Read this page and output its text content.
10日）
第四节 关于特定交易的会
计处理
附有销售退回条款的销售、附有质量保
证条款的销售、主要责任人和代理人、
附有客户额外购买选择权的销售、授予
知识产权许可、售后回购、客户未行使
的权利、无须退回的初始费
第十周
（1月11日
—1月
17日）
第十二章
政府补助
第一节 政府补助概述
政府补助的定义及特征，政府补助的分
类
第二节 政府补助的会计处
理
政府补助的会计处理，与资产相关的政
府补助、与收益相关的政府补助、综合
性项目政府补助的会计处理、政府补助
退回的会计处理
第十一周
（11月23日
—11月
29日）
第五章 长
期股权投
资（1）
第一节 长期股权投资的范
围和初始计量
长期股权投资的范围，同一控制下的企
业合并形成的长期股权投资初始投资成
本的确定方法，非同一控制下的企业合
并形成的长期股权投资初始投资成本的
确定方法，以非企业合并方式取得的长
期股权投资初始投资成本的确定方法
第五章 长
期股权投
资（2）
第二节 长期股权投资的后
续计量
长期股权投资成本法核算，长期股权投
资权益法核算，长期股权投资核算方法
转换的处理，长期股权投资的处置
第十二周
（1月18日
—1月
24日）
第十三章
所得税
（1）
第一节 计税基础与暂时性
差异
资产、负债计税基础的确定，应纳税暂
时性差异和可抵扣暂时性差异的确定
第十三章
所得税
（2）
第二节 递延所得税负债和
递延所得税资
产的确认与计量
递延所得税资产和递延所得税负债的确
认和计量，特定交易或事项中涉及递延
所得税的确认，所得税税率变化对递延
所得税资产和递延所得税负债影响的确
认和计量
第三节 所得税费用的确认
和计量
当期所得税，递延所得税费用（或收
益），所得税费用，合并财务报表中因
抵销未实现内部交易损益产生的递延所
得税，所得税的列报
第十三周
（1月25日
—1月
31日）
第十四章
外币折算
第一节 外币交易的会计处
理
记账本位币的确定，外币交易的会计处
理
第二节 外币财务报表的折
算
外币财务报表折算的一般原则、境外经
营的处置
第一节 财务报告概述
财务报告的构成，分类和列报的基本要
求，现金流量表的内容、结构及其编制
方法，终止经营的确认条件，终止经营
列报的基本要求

—————

**Direction**: Print all of the data exactly as it was given.

**Reply to the task**:
Read this page and output its text content.
10日）
第四节 关于特定交易的会
计处理
附有销售退回条款的销售、附有质量保
证条款的销售、主要责任人和代理人、
附有客户额外购买选择权的销售、授予
知识产权许可、售后回购、客户未行使
的权利、无须退回的初始费
第十周
（1月11日
—1月
17日）
第十二章
政府补助
第一节 政府补助概述
政府补助的定义及特征，政府补助的分
类
第二节 政府补助的会计处
理
政府补助的会计处理，与资产相关的政
府补助、与收益相关的政府补助、综合
性项目政府补助的会计处理、政府补助
退回的会计处理
第十一周
（11月23日
—11月
29日）
第五章 长
期股权投
资（1）
第一节 长期股权投资的范
围和初始计量
长期股权投资的范围，同一控制下的企
业合并形成的长期股权投资初始投资成
本的确定方法，非同一控制下的企业合
并形成的长期股权投资初始投资成本的
确定方法，以非企业合并方式取得的长
期股权投资初始投资成本的确定方法
第五章 长
期股权投
资（2）
第二节 长期股权投资的后
续计量
长期股权投资成本法核算，长期股权投
资权益法核算，长期股权投资核算方法
转换的处理，长期股权投资的处置
第十二周
（1月18日
—1月
24日）
第十三章
所得税
（1）
第一节 计税基础与暂时性
差异
资产、负债计税基础的确定，应纳税暂
时性差异和可抵扣暂时性差异的确定
第十三章
所得税
（2）
第二节 递延所得税负债和
递延所得税资
产的确认与计量
递延所得税资产和递延所得税负债的确
认和计量，特定交易或事项中涉及递延
所得税的确认，所得税税率变化对递延
所得税资产和递延所得税负债影响的确
认和计量
第三节 所得税费用的确认
和计量
当期所得税，递延所得税费用（或收
益），所得税费用，合并财务报表中因
抵销未实现内部交易损益产生的递延所
得税，所得税的列报
第十三周
（1月25日
—1月
31日）
第十四章
外币折算
第一节 外币交易的会计处
理
记账本位币的确定，外币交易的会计处
理
第二节 外币财务报表的折
算
外币财务报表折算的一般原则、境外经
营的处置
第一节 财务报告概述
财务报告的构成，分类和列报的基本要
求，现金流量表的内容、结构及其编制
方法，终止经营的确认条件，终止经营
列报的基本要求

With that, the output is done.